Across the listing below, how many lines hold "marker"? Reply with the number by itself.

* * * *

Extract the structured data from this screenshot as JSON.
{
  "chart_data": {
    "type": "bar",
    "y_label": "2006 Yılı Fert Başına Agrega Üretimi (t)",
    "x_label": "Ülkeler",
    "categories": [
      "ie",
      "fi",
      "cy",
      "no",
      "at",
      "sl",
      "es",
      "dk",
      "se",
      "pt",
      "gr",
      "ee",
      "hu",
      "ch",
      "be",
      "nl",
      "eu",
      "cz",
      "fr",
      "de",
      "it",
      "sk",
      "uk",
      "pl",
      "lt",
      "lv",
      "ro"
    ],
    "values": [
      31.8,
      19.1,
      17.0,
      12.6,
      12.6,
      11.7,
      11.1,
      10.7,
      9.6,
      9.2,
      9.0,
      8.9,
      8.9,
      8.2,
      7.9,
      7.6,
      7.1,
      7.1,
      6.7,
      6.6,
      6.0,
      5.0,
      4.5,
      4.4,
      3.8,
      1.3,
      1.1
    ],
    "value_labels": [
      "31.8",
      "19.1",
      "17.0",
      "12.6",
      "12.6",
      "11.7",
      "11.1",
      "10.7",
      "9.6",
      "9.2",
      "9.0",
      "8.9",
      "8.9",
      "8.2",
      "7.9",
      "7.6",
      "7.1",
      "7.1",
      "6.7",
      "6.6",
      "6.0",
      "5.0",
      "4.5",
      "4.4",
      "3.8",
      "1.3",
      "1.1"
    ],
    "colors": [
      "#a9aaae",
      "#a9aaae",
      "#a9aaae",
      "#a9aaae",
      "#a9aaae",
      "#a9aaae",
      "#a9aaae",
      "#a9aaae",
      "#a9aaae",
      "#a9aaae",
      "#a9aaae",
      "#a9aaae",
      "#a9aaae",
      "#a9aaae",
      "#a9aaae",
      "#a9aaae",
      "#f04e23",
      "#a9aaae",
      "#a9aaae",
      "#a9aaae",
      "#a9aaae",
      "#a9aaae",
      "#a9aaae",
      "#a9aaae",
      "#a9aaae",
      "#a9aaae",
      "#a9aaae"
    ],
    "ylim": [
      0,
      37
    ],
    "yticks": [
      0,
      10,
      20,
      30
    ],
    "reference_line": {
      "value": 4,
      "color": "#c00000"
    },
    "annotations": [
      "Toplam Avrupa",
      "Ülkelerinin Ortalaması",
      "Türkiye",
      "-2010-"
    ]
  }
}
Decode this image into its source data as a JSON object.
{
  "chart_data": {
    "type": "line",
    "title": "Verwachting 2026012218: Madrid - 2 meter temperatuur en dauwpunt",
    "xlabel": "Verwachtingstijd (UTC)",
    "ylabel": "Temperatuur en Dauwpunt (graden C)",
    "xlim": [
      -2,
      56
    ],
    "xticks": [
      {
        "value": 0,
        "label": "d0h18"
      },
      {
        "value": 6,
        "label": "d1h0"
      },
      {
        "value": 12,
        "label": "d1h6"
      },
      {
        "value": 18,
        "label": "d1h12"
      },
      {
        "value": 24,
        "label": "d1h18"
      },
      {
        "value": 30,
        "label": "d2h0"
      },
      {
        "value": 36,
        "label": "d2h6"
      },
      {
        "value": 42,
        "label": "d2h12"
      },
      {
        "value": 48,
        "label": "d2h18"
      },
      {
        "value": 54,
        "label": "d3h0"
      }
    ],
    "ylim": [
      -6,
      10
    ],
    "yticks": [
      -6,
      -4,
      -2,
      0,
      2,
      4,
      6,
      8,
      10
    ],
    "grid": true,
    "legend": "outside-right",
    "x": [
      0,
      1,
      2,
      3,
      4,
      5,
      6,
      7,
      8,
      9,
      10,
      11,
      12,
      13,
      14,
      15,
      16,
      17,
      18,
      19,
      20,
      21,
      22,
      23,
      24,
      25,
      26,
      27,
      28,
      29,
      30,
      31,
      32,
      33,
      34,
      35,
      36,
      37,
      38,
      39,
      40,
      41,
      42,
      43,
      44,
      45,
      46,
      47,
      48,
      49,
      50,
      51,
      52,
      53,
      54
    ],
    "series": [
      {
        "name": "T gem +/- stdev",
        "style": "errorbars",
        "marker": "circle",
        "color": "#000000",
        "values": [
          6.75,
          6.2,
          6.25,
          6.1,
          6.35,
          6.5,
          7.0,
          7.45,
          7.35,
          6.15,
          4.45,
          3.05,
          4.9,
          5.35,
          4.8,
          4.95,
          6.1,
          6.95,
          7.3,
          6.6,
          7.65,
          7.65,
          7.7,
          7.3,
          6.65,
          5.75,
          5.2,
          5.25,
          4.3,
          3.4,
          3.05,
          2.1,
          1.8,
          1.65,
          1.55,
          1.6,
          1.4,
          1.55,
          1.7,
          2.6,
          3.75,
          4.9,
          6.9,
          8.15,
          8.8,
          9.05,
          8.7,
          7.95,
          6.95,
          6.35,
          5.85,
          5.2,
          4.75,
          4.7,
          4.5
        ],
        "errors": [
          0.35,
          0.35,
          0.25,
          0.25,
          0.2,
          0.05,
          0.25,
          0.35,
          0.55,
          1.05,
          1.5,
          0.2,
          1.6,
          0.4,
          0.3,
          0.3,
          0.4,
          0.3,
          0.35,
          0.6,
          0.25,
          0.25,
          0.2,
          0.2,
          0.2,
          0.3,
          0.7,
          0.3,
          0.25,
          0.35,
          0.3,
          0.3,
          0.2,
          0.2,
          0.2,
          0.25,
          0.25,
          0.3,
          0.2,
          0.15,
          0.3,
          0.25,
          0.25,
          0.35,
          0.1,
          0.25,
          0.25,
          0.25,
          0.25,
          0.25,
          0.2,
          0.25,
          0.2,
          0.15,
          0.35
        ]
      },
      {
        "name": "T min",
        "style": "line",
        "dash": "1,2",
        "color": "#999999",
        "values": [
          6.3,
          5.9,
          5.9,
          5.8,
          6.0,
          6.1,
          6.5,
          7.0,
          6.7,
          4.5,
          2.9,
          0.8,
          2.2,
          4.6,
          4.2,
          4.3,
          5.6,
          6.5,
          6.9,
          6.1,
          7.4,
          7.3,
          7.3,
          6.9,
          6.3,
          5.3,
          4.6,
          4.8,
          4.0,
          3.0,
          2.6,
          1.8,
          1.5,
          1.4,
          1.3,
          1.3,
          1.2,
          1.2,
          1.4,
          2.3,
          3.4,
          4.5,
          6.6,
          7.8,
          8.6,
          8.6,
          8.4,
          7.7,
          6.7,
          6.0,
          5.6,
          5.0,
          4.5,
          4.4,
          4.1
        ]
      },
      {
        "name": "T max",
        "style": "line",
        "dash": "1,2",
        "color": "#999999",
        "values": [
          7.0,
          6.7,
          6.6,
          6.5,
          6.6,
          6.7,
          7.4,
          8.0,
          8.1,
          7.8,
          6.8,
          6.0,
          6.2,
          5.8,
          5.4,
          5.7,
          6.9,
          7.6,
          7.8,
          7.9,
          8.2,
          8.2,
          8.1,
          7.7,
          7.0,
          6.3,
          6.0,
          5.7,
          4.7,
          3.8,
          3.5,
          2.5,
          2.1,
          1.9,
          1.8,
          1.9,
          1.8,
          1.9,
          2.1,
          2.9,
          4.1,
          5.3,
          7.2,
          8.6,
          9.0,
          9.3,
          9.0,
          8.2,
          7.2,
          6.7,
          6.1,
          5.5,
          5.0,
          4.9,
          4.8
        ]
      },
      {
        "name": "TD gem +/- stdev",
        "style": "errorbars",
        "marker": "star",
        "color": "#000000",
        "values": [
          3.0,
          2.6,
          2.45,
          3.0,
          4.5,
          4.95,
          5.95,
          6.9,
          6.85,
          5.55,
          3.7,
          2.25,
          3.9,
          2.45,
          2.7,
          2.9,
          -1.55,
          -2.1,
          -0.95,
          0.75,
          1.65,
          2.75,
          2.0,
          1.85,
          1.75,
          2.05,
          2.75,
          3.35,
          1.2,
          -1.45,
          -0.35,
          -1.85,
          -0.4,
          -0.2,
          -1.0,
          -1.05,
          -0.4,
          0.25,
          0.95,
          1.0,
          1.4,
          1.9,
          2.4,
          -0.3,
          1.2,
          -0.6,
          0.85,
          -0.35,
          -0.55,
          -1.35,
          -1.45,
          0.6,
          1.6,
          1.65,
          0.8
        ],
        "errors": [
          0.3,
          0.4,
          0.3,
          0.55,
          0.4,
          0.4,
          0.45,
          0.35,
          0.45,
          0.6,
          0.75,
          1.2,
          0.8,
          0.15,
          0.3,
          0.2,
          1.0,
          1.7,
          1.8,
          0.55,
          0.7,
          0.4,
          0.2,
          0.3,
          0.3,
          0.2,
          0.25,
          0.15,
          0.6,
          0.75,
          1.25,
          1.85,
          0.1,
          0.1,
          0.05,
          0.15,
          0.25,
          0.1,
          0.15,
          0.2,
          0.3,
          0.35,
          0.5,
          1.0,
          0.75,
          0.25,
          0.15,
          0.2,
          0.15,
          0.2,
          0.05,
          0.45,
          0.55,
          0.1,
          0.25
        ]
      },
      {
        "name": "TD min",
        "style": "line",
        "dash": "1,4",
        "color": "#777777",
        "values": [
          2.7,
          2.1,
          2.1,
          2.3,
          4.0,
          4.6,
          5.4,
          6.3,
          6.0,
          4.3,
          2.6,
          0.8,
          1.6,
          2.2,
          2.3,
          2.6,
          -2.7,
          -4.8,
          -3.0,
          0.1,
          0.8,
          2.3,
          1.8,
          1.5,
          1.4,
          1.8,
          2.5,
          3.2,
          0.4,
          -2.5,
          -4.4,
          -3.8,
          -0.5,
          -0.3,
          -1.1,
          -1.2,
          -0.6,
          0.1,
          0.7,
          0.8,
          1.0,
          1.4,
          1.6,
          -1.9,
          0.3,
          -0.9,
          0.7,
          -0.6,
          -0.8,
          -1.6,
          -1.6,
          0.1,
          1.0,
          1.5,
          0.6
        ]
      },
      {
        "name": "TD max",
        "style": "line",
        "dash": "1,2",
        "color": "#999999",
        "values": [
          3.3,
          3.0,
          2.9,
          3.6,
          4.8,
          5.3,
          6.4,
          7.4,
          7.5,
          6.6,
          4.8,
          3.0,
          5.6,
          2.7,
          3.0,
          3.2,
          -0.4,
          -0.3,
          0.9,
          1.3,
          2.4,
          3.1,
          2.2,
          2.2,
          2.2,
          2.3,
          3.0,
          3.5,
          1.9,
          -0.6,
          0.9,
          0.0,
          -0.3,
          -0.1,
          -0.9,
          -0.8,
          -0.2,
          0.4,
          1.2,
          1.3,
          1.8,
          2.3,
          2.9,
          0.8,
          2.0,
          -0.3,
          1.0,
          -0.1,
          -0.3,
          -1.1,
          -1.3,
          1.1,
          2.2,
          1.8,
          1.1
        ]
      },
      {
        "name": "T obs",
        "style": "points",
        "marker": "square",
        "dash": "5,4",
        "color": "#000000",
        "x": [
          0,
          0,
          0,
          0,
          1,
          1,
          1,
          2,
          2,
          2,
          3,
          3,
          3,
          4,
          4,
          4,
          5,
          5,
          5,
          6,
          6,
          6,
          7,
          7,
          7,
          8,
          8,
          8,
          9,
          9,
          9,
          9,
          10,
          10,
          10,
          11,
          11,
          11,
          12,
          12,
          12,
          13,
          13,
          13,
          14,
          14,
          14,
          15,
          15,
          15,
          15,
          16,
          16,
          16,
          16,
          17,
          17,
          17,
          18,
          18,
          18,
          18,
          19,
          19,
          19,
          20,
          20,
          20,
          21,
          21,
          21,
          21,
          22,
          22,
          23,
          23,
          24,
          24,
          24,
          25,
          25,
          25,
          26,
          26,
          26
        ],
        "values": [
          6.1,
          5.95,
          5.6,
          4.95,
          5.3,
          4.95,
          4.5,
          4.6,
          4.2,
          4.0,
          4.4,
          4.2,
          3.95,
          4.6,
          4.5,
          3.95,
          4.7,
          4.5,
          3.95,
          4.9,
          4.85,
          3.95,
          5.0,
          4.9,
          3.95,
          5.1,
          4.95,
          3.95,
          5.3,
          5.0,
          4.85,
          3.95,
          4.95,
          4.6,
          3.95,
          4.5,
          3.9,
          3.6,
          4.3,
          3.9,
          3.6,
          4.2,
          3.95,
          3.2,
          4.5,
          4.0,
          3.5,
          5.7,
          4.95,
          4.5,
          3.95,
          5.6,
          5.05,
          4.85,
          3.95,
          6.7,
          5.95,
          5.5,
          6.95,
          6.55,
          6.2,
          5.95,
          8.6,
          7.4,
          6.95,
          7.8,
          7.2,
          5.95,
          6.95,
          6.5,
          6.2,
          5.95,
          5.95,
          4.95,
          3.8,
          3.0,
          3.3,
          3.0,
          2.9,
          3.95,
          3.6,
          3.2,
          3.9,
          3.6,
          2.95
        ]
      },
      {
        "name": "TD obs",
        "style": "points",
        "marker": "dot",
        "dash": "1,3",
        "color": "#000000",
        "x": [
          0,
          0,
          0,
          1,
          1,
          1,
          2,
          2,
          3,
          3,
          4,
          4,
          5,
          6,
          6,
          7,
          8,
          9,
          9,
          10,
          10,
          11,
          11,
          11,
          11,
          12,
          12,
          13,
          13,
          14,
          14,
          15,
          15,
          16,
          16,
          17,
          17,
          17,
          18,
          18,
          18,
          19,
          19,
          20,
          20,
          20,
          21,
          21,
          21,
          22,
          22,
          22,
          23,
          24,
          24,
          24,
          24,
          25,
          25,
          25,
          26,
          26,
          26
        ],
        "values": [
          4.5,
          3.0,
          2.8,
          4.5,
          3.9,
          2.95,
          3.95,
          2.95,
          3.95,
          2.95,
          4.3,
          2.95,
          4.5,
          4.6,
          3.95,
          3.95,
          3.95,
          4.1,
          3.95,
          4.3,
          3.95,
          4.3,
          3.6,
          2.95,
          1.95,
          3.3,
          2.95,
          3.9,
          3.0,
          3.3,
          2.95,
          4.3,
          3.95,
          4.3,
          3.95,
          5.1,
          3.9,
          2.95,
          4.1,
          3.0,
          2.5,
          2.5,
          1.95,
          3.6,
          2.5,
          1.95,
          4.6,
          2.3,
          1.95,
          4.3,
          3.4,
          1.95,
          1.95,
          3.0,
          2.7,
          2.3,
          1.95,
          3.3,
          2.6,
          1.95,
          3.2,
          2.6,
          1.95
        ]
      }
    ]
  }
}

* * * *

## [SOLUTION TO THIS PROBLEM]
4